TASK OBJECTIVE: Without including any images, repeat the data exactly.

+===+

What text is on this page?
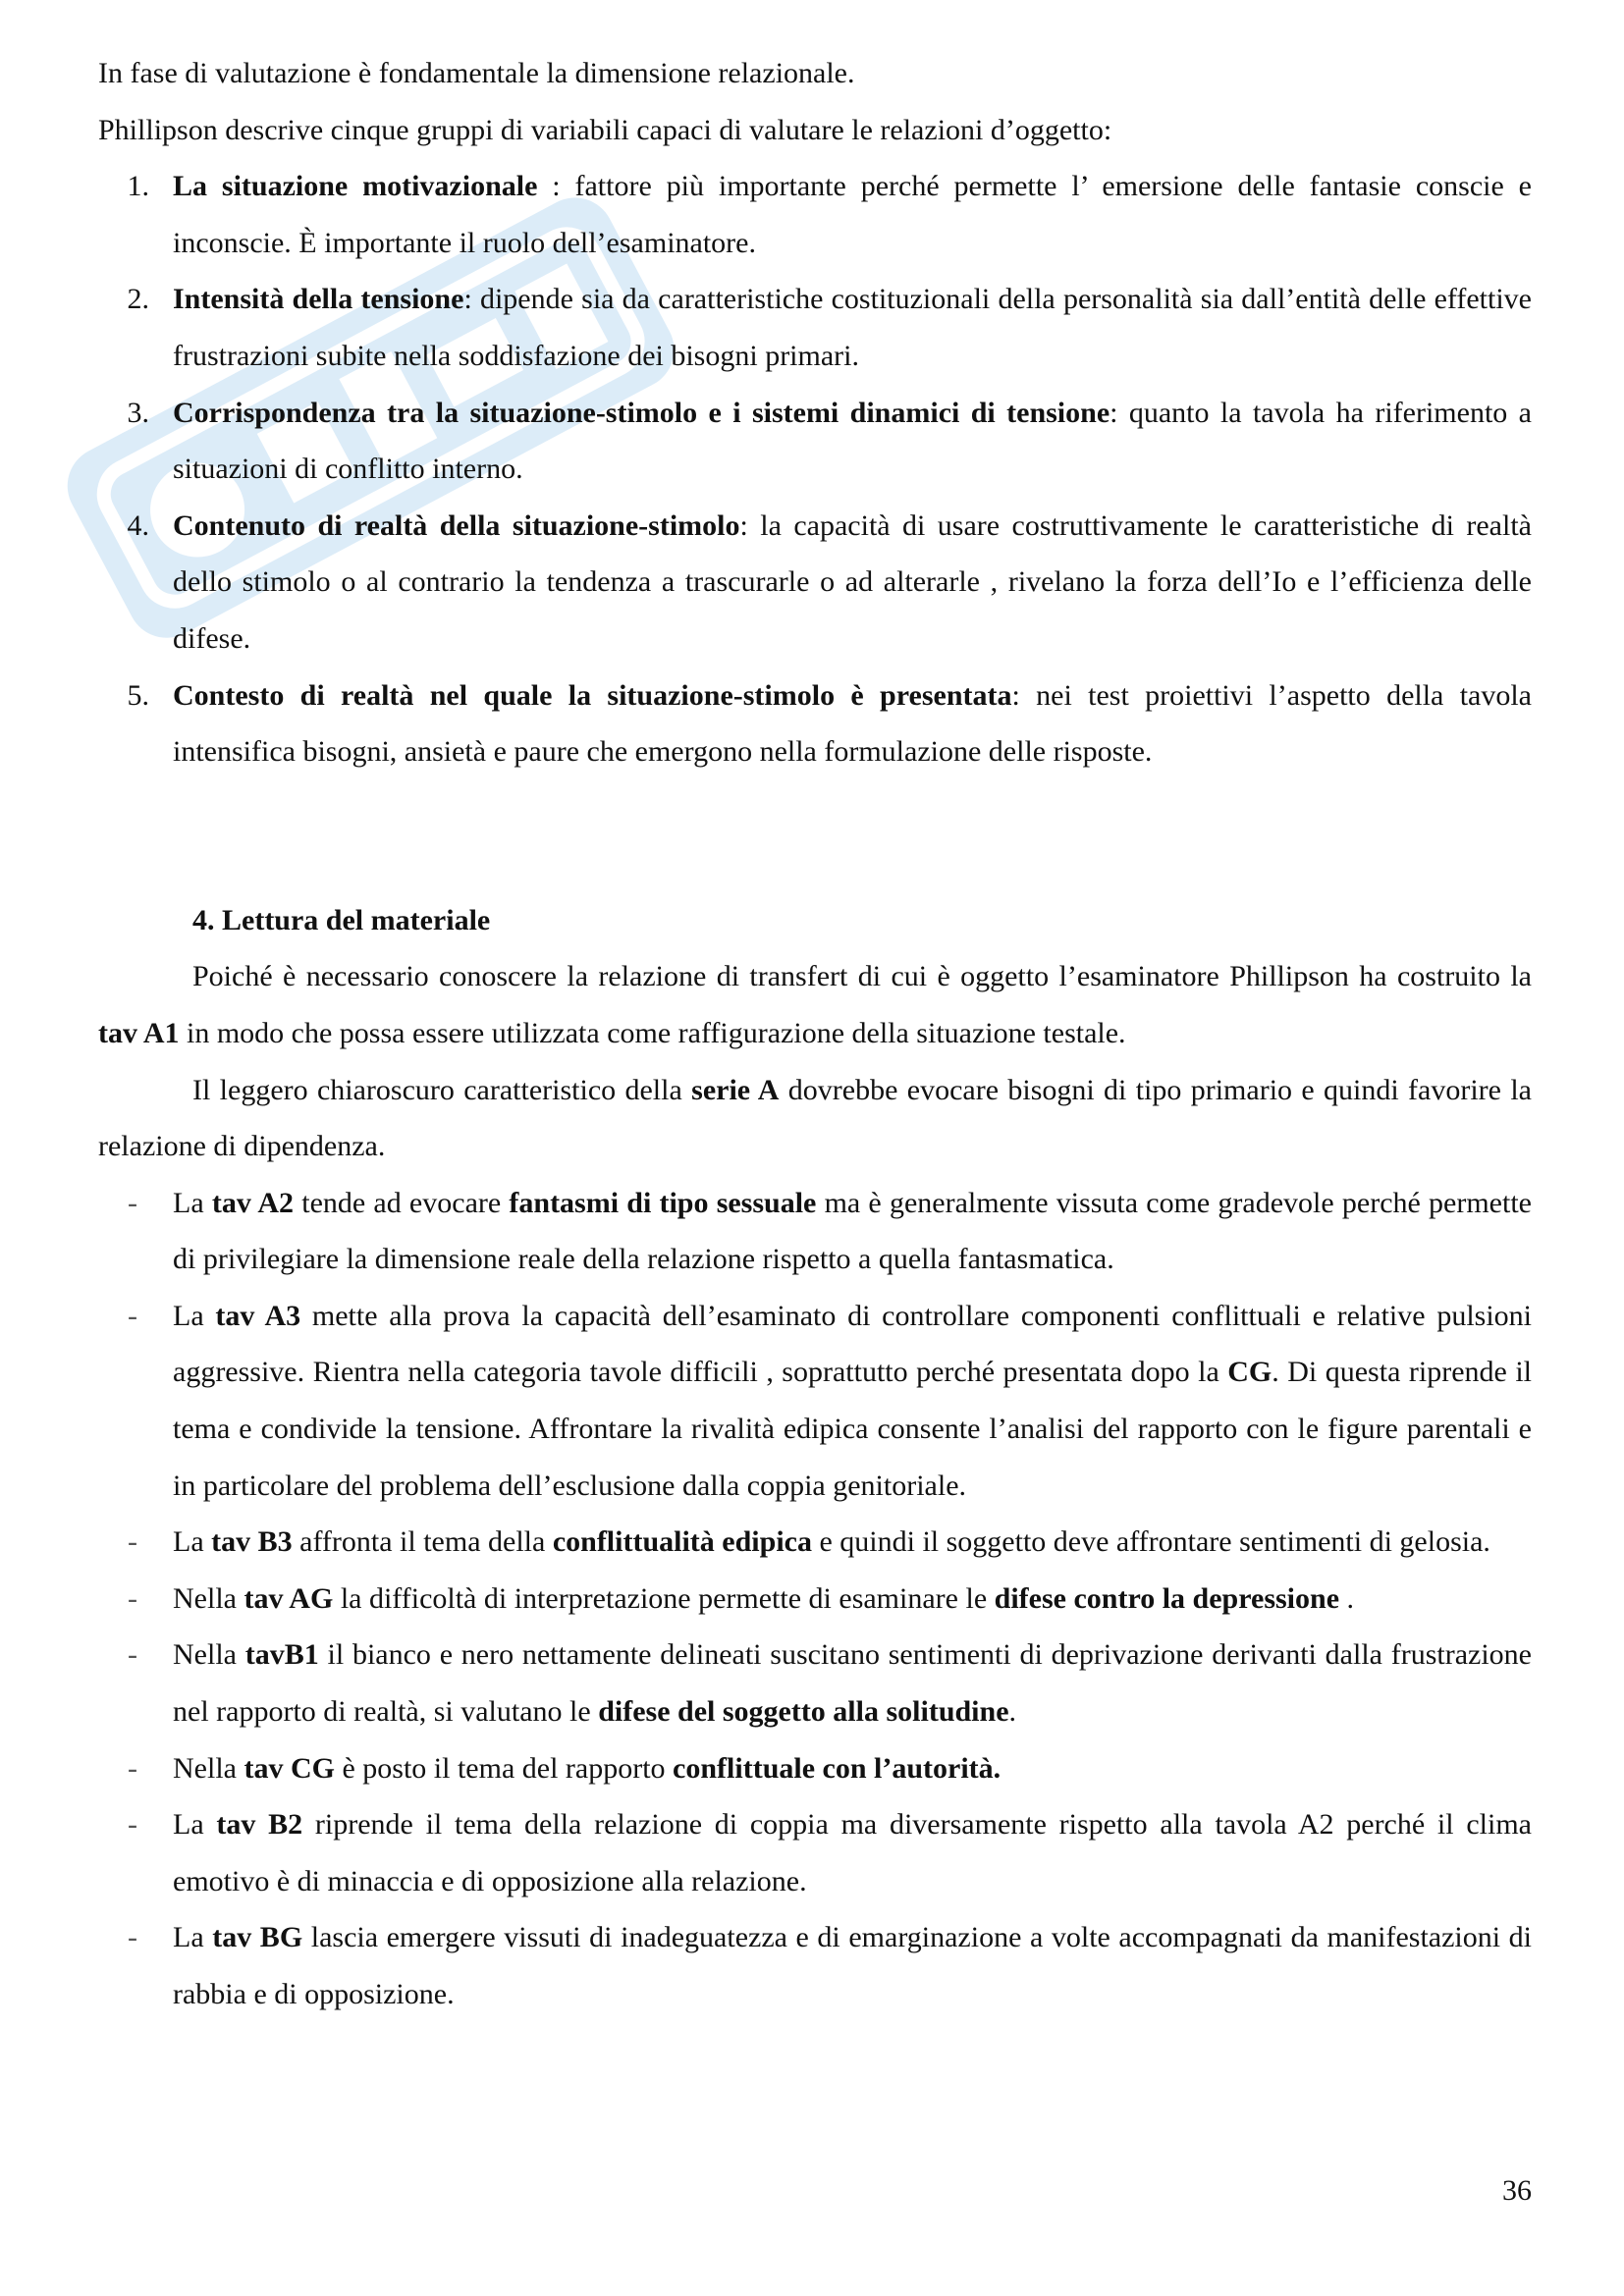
In fase di valutazione è fondamentale la dimensione relazionale.

Phillipson descrive cinque gruppi di variabili capaci di valutare le relazioni d’oggetto:

1. La situazione motivazionale : fattore più importante perché permette l’ emersione delle fantasie conscie e inconscie. È importante il ruolo dell’esaminatore.
2. Intensità della tensione: dipende sia da caratteristiche costituzionali della personalità sia dall’entità delle effettive frustrazioni subite nella soddisfazione dei bisogni primari.
3. Corrispondenza tra la situazione-stimolo e i sistemi dinamici di tensione: quanto la tavola ha riferimento a situazioni di conflitto interno.
4. Contenuto di realtà della situazione-stimolo: la capacità di usare costruttivamente le caratteristiche di realtà dello stimolo o al contrario la tendenza a trascurarle o ad alterarle , rivelano la forza dell’Io e l’efficienza delle difese.
5. Contesto di realtà nel quale la situazione-stimolo è presentata: nei test proiettivi l’aspetto della tavola intensifica bisogni, ansietà e paure che emergono nella formulazione delle risposte.

4. Lettura del materiale

Poiché è necessario conoscere la relazione di transfert di cui è oggetto l’esaminatore Phillipson ha costruito la tav A1 in modo che possa essere utilizzata come raffigurazione della situazione testale.

Il leggero chiaroscuro caratteristico della serie A dovrebbe evocare bisogni di tipo primario e quindi favorire la relazione di dipendenza.

- La tav A2 tende ad evocare fantasmi di tipo sessuale ma è generalmente vissuta come gradevole perché permette di privilegiare la dimensione reale della relazione rispetto a quella fantasmatica.
- La tav A3 mette alla prova la capacità dell’esaminato di controllare componenti conflittuali e relative pulsioni aggressive. Rientra nella categoria tavole difficili , soprattutto perché presentata dopo la CG. Di questa riprende il tema e condivide la tensione. Affrontare la rivalità edipica consente l’analisi del rapporto con le figure parentali e in particolare del problema dell’esclusione dalla coppia genitoriale.
- La tav B3 affronta il tema della conflittualità edipica e quindi il soggetto deve affrontare sentimenti di gelosia.
- Nella tav AG la difficoltà di interpretazione permette di esaminare le difese contro la depressione .
- Nella tavB1 il bianco e nero nettamente delineati suscitano sentimenti di deprivazione derivanti dalla frustrazione nel rapporto di realtà, si valutano le difese del soggetto alla solitudine.
- Nella tav CG è posto il tema del rapporto conflittuale con l’autorità.
- La tav B2 riprende il tema della relazione di coppia ma diversamente rispetto alla tavola A2 perché il clima emotivo è di minaccia e di opposizione alla relazione.
- La tav BG lascia emergere vissuti di inadeguatezza e di emarginazione a volte accompagnati da manifestazioni di rabbia e di opposizione.
36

+===+

ANSWER IN FULL:
What text is on this page?
In fase di valutazione è fondamentale la dimensione relazionale.

Phillipson descrive cinque gruppi di variabili capaci di valutare le relazioni d’oggetto:

1. La situazione motivazionale : fattore più importante perché permette l’ emersione delle fantasie conscie e inconscie. È importante il ruolo dell’esaminatore.
2. Intensità della tensione: dipende sia da caratteristiche costituzionali della personalità sia dall’entità delle effettive frustrazioni subite nella soddisfazione dei bisogni primari.
3. Corrispondenza tra la situazione-stimolo e i sistemi dinamici di tensione: quanto la tavola ha riferimento a situazioni di conflitto interno.
4. Contenuto di realtà della situazione-stimolo: la capacità di usare costruttivamente le caratteristiche di realtà dello stimolo o al contrario la tendenza a trascurarle o ad alterarle , rivelano la forza dell’Io e l’efficienza delle difese.
5. Contesto di realtà nel quale la situazione-stimolo è presentata: nei test proiettivi l’aspetto della tavola intensifica bisogni, ansietà e paure che emergono nella formulazione delle risposte.

4. Lettura del materiale

Poiché è necessario conoscere la relazione di transfert di cui è oggetto l’esaminatore Phillipson ha costruito la tav A1 in modo che possa essere utilizzata come raffigurazione della situazione testale.

Il leggero chiaroscuro caratteristico della serie A dovrebbe evocare bisogni di tipo primario e quindi favorire la relazione di dipendenza.

- La tav A2 tende ad evocare fantasmi di tipo sessuale ma è generalmente vissuta come gradevole perché permette di privilegiare la dimensione reale della relazione rispetto a quella fantasmatica.
- La tav A3 mette alla prova la capacità dell’esaminato di controllare componenti conflittuali e relative pulsioni aggressive. Rientra nella categoria tavole difficili , soprattutto perché presentata dopo la CG. Di questa riprende il tema e condivide la tensione. Affrontare la rivalità edipica consente l’analisi del rapporto con le figure parentali e in particolare del problema dell’esclusione dalla coppia genitoriale.
- La tav B3 affronta il tema della conflittualità edipica e quindi il soggetto deve affrontare sentimenti di gelosia.
- Nella tav AG la difficoltà di interpretazione permette di esaminare le difese contro la depressione .
- Nella tavB1 il bianco e nero nettamente delineati suscitano sentimenti di deprivazione derivanti dalla frustrazione nel rapporto di realtà, si valutano le difese del soggetto alla solitudine.
- Nella tav CG è posto il tema del rapporto conflittuale con l’autorità.
- La tav B2 riprende il tema della relazione di coppia ma diversamente rispetto alla tavola A2 perché il clima emotivo è di minaccia e di opposizione alla relazione.
- La tav BG lascia emergere vissuti di inadeguatezza e di emarginazione a volte accompagnati da manifestazioni di rabbia e di opposizione.
36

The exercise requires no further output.